PROBLEM DESCRIPTION:
Without altering anything, output the material below.

§ §

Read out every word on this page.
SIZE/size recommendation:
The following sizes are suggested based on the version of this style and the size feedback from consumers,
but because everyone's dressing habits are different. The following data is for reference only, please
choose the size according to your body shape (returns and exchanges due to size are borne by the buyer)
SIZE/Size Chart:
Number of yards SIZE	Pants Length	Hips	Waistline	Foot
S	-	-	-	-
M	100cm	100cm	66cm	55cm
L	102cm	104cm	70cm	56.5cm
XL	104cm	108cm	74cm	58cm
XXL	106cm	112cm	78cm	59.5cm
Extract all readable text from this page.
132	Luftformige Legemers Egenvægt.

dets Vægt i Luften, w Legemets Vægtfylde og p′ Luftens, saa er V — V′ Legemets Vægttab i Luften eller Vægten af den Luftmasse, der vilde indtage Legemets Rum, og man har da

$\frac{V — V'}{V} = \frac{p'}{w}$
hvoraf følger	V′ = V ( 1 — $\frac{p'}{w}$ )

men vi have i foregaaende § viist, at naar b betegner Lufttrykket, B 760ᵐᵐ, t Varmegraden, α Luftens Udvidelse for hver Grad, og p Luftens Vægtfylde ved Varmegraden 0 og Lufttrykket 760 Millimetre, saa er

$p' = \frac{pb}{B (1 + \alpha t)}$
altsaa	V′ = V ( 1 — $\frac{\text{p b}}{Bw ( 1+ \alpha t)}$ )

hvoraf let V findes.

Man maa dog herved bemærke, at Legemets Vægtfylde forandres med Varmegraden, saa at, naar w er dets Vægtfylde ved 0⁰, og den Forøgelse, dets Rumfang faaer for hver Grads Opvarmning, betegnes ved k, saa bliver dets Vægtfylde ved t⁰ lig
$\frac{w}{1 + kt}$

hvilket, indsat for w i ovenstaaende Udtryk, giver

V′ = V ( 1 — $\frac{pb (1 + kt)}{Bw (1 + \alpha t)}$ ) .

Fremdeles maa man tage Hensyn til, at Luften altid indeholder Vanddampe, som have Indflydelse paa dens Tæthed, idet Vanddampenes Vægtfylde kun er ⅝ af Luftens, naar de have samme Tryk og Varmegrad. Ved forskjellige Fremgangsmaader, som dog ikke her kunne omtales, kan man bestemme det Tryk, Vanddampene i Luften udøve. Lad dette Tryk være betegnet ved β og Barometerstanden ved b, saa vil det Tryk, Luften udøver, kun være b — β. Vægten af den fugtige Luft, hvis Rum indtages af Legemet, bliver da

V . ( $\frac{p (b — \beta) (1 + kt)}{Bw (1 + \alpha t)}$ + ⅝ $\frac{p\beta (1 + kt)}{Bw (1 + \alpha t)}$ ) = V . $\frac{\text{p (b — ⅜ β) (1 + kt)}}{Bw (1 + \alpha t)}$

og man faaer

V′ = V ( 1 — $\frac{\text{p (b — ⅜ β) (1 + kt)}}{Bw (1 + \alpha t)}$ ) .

§ §

TASK ANSWER:
Read out every word on this page.
SIZE/size recommendation:
The following sizes are suggested based on the version of this style and the size feedback from consumers,
but because everyone's dressing habits are different. The following data is for reference only, please
choose the size according to your body shape (returns and exchanges due to size are borne by the buyer)
SIZE/Size Chart:
Number of yards SIZE	Pants Length	Hips	Waistline	Foot
S	-	-	-	-
M	100cm	100cm	66cm	55cm
L	102cm	104cm	70cm	56.5cm
XL	104cm	108cm	74cm	58cm
XXL	106cm	112cm	78cm	59.5cm
Extract all readable text from this page.
132	Luftformige Legemers Egenvægt.

dets Vægt i Luften, w Legemets Vægtfylde og p′ Luftens, saa er V — V′ Legemets Vægttab i Luften eller Vægten af den Luftmasse, der vilde indtage Legemets Rum, og man har da

$\frac{V — V'}{V} = \frac{p'}{w}$
hvoraf følger	V′ = V ( 1 — $\frac{p'}{w}$ )

men vi have i foregaaende § viist, at naar b betegner Lufttrykket, B 760ᵐᵐ, t Varmegraden, α Luftens Udvidelse for hver Grad, og p Luftens Vægtfylde ved Varmegraden 0 og Lufttrykket 760 Millimetre, saa er

$p' = \frac{pb}{B (1 + \alpha t)}$
altsaa	V′ = V ( 1 — $\frac{\text{p b}}{Bw ( 1+ \alpha t)}$ )

hvoraf let V findes.

Man maa dog herved bemærke, at Legemets Vægtfylde forandres med Varmegraden, saa at, naar w er dets Vægtfylde ved 0⁰, og den Forøgelse, dets Rumfang faaer for hver Grads Opvarmning, betegnes ved k, saa bliver dets Vægtfylde ved t⁰ lig
$\frac{w}{1 + kt}$

hvilket, indsat for w i ovenstaaende Udtryk, giver

V′ = V ( 1 — $\frac{pb (1 + kt)}{Bw (1 + \alpha t)}$ ) .

Fremdeles maa man tage Hensyn til, at Luften altid indeholder Vanddampe, som have Indflydelse paa dens Tæthed, idet Vanddampenes Vægtfylde kun er ⅝ af Luftens, naar de have samme Tryk og Varmegrad. Ved forskjellige Fremgangsmaader, som dog ikke her kunne omtales, kan man bestemme det Tryk, Vanddampene i Luften udøve. Lad dette Tryk være betegnet ved β og Barometerstanden ved b, saa vil det Tryk, Luften udøver, kun være b — β. Vægten af den fugtige Luft, hvis Rum indtages af Legemet, bliver da

V . ( $\frac{p (b — \beta) (1 + kt)}{Bw (1 + \alpha t)}$ + ⅝ $\frac{p\beta (1 + kt)}{Bw (1 + \alpha t)}$ ) = V . $\frac{\text{p (b — ⅜ β) (1 + kt)}}{Bw (1 + \alpha t)}$

og man faaer

V′ = V ( 1 — $\frac{\text{p (b — ⅜ β) (1 + kt)}}{Bw (1 + \alpha t)}$ ) .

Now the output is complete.